» What you should do
Each entry that follows is to be retyped exactly. Pictures do not belong in the copy.

[Excerpt from a dataset]
+-------+
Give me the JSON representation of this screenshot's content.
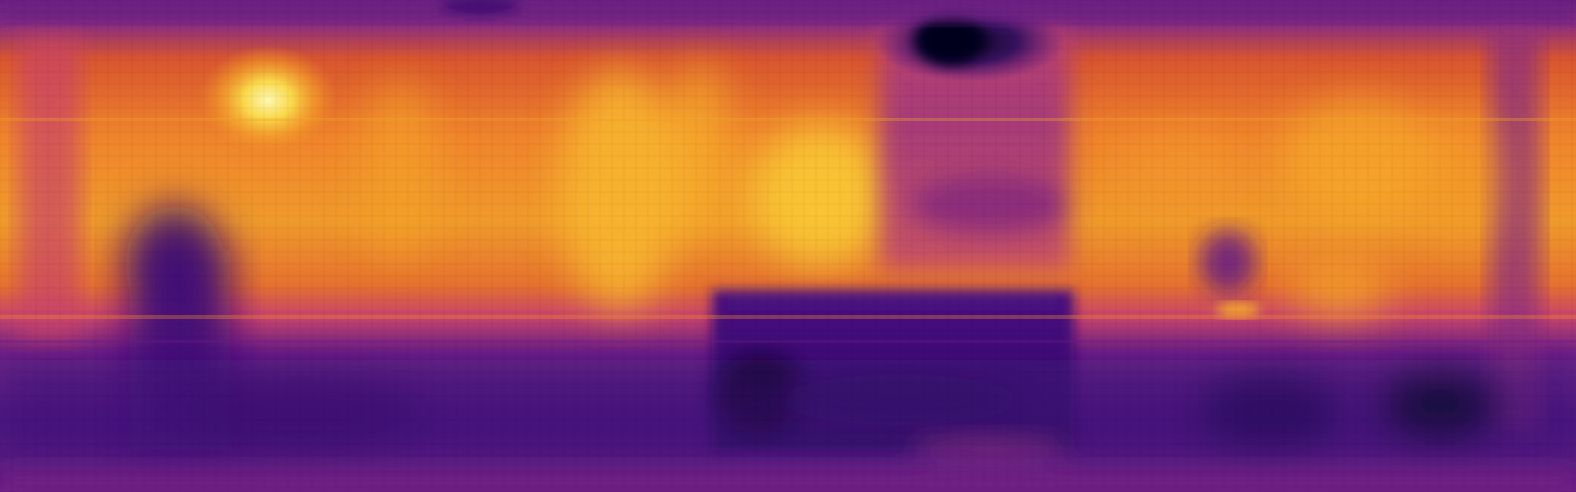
{
  "image": {
    "kind": "depth-map",
    "colormap": "inferno",
    "palette": {
      "near_dark": "#0d0829",
      "deep_purple": "#3b0f70",
      "purple": "#5c1a7a",
      "magenta": "#9a2f7a",
      "rose": "#c43c6e",
      "orange": "#e8632f",
      "amber": "#f5922a",
      "yellow": "#f9c22e",
      "pale_yellow": "#fcf3a8"
    }
  }
}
+-------+
» Worked answer
Give me the JSON representation of this screenshot's content.
{
  "image": {
    "kind": "depth-map",
    "colormap": "inferno",
    "palette": {
      "near_dark": "#0d0829",
      "deep_purple": "#3b0f70",
      "purple": "#5c1a7a",
      "magenta": "#9a2f7a",
      "rose": "#c43c6e",
      "orange": "#e8632f",
      "amber": "#f5922a",
      "yellow": "#f9c22e",
      "pale_yellow": "#fcf3a8"
    }
  }
}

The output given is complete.